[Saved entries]
_ _ _ _ _ _ _

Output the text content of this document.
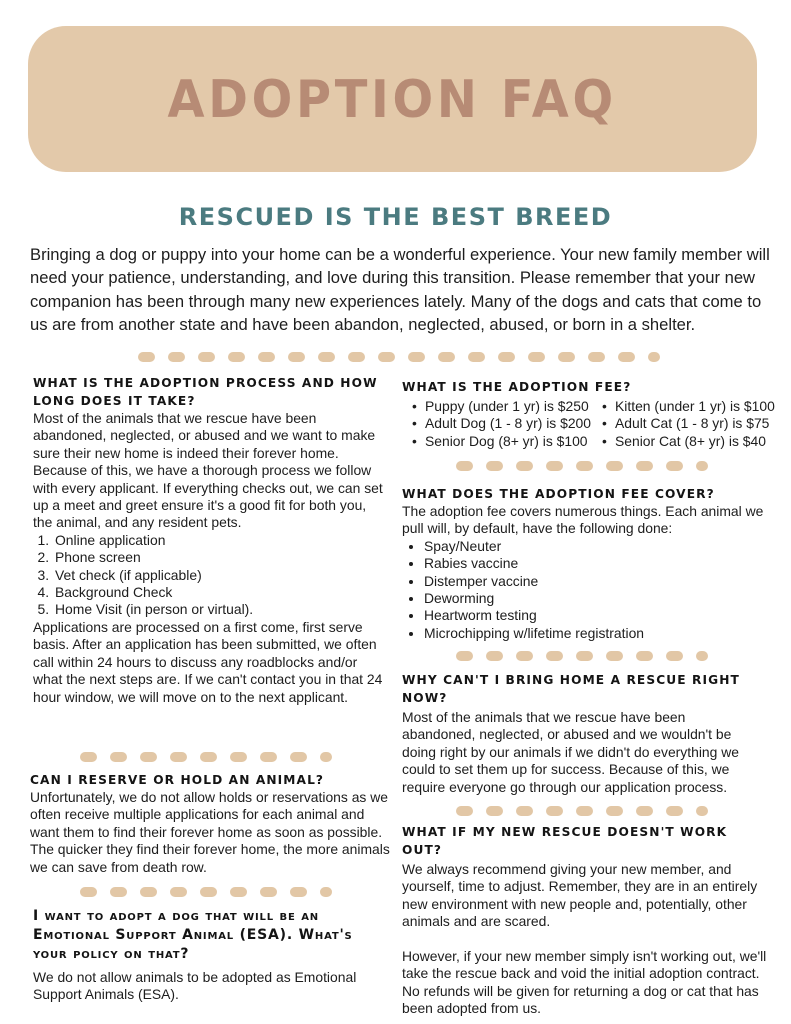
ADOPTION FAQ
RESCUED IS THE BEST BREED
Bringing a dog or puppy into your home can be a wonderful experience. Your new family member will need your patience, understanding, and love during this transition. Please remember that your new companion has been through many new experiences lately. Many of the dogs and cats that come to us are from another state and have been abandon, neglected, abused, or born in a shelter.
WHAT IS THE ADOPTION PROCESS AND HOW LONG DOES IT TAKE?

Most of the animals that we rescue have been abandoned, neglected, or abused and we want to make sure their new home is indeed their forever home. Because of this, we have a thorough process we follow with every applicant. If everything checks out, we can set up a meet and greet ensure it's a good fit for both you, the animal, and any resident pets.

1. Online application
2. Phone screen
3. Vet check (if applicable)
4. Background Check
5. Home Visit (in person or virtual).

Applications are processed on a first come, first serve basis. After an application has been submitted, we often call within 24 hours to discuss any roadblocks and/or what the next steps are. If we can't contact you in that 24 hour window, we will move on to the next applicant.

CAN I RESERVE OR HOLD AN ANIMAL?
Unfortunately, we do not allow holds or reservations as we often receive multiple applications for each animal and want them to find their forever home as soon as possible. The quicker they find their forever home, the more animals we can save from death row.
I want to adopt a dog that will be an Emotional Support Animal (ESA). What's your policy on that?
We do not allow animals to be adopted as Emotional Support Animals (ESA).
WHAT IS THE ADOPTION FEE?
• Puppy (under 1 yr) is $250	• Kitten (under 1 yr) is $100
• Adult Dog (1 - 8 yr) is $200	• Adult Cat (1 - 8 yr) is $75
• Senior Dog (8+ yr) is $100	• Senior Cat (8+ yr) is $40
WHAT DOES THE ADOPTION FEE COVER?

The adoption fee covers numerous things. Each animal we pull will, by default, have the following done:

• Spay/Neuter
• Rabies vaccine
• Distemper vaccine
• Deworming
• Heartworm testing
• Microchipping w/lifetime registration
WHY CAN'T I BRING HOME A RESCUE RIGHT NOW?
Most of the animals that we rescue have been abandoned, neglected, or abused and we wouldn't be doing right by our animals if we didn't do everything we could to set them up for success. Because of this, we require everyone go through our application process.
WHAT IF MY NEW RESCUE DOESN'T WORK OUT?

We always recommend giving your new member, and yourself, time to adjust. Remember, they are in an entirely new environment with new people and, potentially, other animals and are scared.

However, if your new member simply isn't working out, we'll take the rescue back and void the initial adoption contract. No refunds will be given for returning a dog or cat that has been adopted from us.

_ _ _ _ _ _ _

Output the full set of records above without changing a word, and drop the images.

Output the text content of this document.
ADOPTION FAQ
RESCUED IS THE BEST BREED
Bringing a dog or puppy into your home can be a wonderful experience. Your new family member will need your patience, understanding, and love during this transition. Please remember that your new companion has been through many new experiences lately. Many of the dogs and cats that come to us are from another state and have been abandon, neglected, abused, or born in a shelter.
WHAT IS THE ADOPTION PROCESS AND HOW LONG DOES IT TAKE?

Most of the animals that we rescue have been abandoned, neglected, or abused and we want to make sure their new home is indeed their forever home. Because of this, we have a thorough process we follow with every applicant. If everything checks out, we can set up a meet and greet ensure it's a good fit for both you, the animal, and any resident pets.

1. Online application
2. Phone screen
3. Vet check (if applicable)
4. Background Check
5. Home Visit (in person or virtual).

Applications are processed on a first come, first serve basis. After an application has been submitted, we often call within 24 hours to discuss any roadblocks and/or what the next steps are. If we can't contact you in that 24 hour window, we will move on to the next applicant.

CAN I RESERVE OR HOLD AN ANIMAL?
Unfortunately, we do not allow holds or reservations as we often receive multiple applications for each animal and want them to find their forever home as soon as possible. The quicker they find their forever home, the more animals we can save from death row.
I want to adopt a dog that will be an Emotional Support Animal (ESA). What's your policy on that?
We do not allow animals to be adopted as Emotional Support Animals (ESA).
WHAT IS THE ADOPTION FEE?
• Puppy (under 1 yr) is $250	• Kitten (under 1 yr) is $100
• Adult Dog (1 - 8 yr) is $200	• Adult Cat (1 - 8 yr) is $75
• Senior Dog (8+ yr) is $100	• Senior Cat (8+ yr) is $40
WHAT DOES THE ADOPTION FEE COVER?

The adoption fee covers numerous things. Each animal we pull will, by default, have the following done:

• Spay/Neuter
• Rabies vaccine
• Distemper vaccine
• Deworming
• Heartworm testing
• Microchipping w/lifetime registration
WHY CAN'T I BRING HOME A RESCUE RIGHT NOW?
Most of the animals that we rescue have been abandoned, neglected, or abused and we wouldn't be doing right by our animals if we didn't do everything we could to set them up for success. Because of this, we require everyone go through our application process.
WHAT IF MY NEW RESCUE DOESN'T WORK OUT?

We always recommend giving your new member, and yourself, time to adjust. Remember, they are in an entirely new environment with new people and, potentially, other animals and are scared.

However, if your new member simply isn't working out, we'll take the rescue back and void the initial adoption contract. No refunds will be given for returning a dog or cat that has been adopted from us.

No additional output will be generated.